▶ **Tasks**
a - Answer these questions from the Oliver Peoples text, giving each answer on its own line:
(i) Which foundation received a portion of the proceeds from the 1994 frames?
(ii) What was the 2009 signature pair of sunglasses called?
(iii) Which film's character inspired the Cary Grant style launched in 2019?
b - Swap "collaborated" for "partnered" in the part of the Oliver Peoples text from "In 2012, Oliver" to "Olsen, The Row.", and write that part out again.
c - In one to three sentences, explain the occasion for the 2012 release of frames worn by Gregory Peck, as the Oliver Peoples text states it.

▶ **Text section**
In 1994, Oliver Peoples and Sir Elton John collaborated to create a series of frames with a portion of the proceeds going to the Elton John AIDS Foundation. This marked the first collaboration with the brand.

In 2009, Oliver Peoples collaborated with actress Zooey Deschanel for a signature pair of sunglasses called "Zooey."

In 2012, Oliver Peoples collaborated with Anthony Peck, who is a longtime customer and the estate of Gregory Peck and released the eponymous line of optical and sunglasses frames worn by the actor as Atticus Finch in the film To Kill a Mockingbird (film) for the 50th anniversary of the movie and foldable versions were also released in 2020, these frames often comes with a gold embossed card and a printed scene from the iconic film.

In 2013, Oliver Peoples collaborated with French women's brand Isabel Marant.

In 2015, Oliver Peoples collaborated with Rodarte Public School. and fragrance brand Byredo.

In 2016, Oliver Peoples collaborated with the luxury fashion label established by Mary-Kate and Ashley Olsen, The Row.

In 2019, Oliver Peoples collaborated with the Grant estate to launch the Cary Grant style inspired by Grant's character in the film "North by Northwest".

▶ **Records provided**
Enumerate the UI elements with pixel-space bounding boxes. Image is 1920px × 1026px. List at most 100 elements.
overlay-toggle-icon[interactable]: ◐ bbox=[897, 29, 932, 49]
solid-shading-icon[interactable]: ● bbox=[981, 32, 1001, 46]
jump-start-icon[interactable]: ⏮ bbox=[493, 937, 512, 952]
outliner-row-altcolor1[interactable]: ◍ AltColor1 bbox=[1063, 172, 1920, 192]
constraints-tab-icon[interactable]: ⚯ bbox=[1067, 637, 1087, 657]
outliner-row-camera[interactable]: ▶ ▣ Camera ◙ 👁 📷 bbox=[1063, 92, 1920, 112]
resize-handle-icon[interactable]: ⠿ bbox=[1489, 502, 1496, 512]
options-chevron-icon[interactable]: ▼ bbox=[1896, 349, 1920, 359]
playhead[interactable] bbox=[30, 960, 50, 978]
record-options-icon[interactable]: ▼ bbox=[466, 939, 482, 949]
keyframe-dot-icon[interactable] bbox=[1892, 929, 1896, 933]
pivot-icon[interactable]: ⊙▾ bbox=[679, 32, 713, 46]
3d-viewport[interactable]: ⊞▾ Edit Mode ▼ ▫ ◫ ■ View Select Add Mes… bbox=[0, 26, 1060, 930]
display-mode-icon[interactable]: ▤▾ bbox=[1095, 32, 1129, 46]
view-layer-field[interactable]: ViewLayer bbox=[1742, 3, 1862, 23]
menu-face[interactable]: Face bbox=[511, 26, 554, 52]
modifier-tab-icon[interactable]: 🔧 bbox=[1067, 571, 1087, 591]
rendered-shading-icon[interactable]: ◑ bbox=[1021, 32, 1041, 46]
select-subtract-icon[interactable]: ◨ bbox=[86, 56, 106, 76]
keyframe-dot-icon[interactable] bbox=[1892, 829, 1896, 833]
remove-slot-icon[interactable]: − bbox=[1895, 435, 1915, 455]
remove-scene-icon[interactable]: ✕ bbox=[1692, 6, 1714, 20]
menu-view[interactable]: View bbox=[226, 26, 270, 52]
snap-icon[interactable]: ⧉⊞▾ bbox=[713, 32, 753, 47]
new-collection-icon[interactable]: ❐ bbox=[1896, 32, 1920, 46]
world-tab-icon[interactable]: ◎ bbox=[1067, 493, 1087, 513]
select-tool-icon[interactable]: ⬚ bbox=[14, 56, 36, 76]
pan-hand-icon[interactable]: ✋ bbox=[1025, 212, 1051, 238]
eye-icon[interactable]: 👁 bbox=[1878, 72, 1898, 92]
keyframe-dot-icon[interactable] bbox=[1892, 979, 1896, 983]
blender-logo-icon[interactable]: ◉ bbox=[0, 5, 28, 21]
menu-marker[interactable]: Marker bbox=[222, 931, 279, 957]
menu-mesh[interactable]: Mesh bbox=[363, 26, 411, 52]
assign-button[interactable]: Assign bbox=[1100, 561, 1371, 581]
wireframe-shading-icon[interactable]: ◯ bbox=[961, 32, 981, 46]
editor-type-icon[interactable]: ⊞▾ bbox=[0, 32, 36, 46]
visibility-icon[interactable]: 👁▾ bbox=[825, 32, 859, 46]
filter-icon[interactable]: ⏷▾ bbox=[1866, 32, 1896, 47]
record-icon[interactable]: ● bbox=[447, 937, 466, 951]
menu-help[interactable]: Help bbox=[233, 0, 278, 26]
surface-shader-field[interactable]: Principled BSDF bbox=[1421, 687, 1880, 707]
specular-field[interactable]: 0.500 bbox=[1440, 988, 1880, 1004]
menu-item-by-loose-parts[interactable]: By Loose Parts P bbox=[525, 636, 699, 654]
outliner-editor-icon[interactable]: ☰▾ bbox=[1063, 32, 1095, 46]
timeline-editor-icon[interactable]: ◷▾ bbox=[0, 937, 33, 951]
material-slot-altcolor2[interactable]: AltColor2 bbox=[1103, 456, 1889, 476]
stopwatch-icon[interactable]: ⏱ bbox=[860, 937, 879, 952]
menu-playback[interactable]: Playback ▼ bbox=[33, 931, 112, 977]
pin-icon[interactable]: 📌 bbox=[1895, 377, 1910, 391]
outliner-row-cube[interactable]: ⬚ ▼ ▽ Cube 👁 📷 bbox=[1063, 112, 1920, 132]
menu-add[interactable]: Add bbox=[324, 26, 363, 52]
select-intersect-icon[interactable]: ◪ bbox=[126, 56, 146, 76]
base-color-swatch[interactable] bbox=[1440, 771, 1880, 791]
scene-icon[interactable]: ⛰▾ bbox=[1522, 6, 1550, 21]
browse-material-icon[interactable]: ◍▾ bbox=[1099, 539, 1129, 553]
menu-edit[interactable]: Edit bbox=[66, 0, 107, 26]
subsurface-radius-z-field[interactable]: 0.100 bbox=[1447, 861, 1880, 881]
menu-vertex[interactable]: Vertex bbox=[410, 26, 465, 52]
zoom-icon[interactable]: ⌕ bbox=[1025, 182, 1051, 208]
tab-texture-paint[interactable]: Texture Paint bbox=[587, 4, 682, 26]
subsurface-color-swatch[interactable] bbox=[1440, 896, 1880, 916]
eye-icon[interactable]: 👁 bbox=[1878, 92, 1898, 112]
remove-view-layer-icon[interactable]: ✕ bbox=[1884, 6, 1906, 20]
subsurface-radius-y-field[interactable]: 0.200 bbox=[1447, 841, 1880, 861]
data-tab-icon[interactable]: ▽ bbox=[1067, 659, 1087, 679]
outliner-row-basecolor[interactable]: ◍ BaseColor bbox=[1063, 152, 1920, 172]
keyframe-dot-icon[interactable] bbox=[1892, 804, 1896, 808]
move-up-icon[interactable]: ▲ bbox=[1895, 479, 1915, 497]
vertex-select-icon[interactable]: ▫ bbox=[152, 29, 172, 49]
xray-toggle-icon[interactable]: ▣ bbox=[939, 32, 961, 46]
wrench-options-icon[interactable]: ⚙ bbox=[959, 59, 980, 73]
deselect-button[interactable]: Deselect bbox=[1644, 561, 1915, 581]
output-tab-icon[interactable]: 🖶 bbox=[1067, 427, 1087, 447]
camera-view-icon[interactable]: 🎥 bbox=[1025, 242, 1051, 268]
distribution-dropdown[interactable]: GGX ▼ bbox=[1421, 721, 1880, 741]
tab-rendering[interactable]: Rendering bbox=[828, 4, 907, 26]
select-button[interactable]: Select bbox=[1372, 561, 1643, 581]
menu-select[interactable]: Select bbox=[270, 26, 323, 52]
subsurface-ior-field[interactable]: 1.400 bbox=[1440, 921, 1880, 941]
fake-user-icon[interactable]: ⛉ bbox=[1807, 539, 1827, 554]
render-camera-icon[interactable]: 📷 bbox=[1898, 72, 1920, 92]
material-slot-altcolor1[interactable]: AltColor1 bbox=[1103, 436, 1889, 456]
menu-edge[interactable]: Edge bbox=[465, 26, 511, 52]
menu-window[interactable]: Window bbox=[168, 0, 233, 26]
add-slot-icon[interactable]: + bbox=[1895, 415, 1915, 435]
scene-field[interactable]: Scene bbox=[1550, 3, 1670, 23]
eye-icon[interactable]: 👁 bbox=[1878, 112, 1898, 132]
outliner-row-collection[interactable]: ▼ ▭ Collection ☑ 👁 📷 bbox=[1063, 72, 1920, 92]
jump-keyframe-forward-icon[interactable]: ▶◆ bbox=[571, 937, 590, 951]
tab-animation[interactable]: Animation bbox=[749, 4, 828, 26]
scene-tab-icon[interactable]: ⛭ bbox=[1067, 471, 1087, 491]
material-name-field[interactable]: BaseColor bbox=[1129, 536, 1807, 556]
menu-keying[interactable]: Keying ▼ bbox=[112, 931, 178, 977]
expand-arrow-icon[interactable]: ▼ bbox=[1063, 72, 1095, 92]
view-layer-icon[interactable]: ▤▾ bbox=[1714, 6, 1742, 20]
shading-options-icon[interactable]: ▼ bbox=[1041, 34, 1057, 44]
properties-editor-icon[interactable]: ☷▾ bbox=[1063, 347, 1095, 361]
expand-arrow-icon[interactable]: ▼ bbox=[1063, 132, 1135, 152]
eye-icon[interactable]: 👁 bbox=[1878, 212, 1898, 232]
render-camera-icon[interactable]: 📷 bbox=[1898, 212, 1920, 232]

▶ **Answers for each item**
a -
(i) The Elton John AIDS Foundation
(ii) "Zooey"
(iii) "North by Northwest"

b -
In 2012, Oliver Peoples partnered with Anthony Peck, who is a longtime customer and the estate of Gregory Peck and released the eponymous line of optical and sunglasses frames worn by the actor as Atticus Finch in the film To Kill a Mockingbird (film) for the 50th anniversary of the movie and foldable versions were also released in 2020, these frames often comes with a gold embossed card and a printed scene from the iconic film.

In 2013, Oliver Peoples partnered with French women's brand Isabel Marant.

In 2015, Oliver Peoples partnered with Rodarte Public School. and fragrance brand Byredo.

In 2016, Oliver Peoples partnered with the luxury fashion label established by Mary-Kate and Ashley Olsen, The Row.

c - The frames worn by Gregory Peck as Atticus Finch were released in 2012 for the 50th anniversary of the film To Kill a Mockingbird. Oliver Peoples made them in collaboration with Anthony Peck and the estate of Gregory Peck.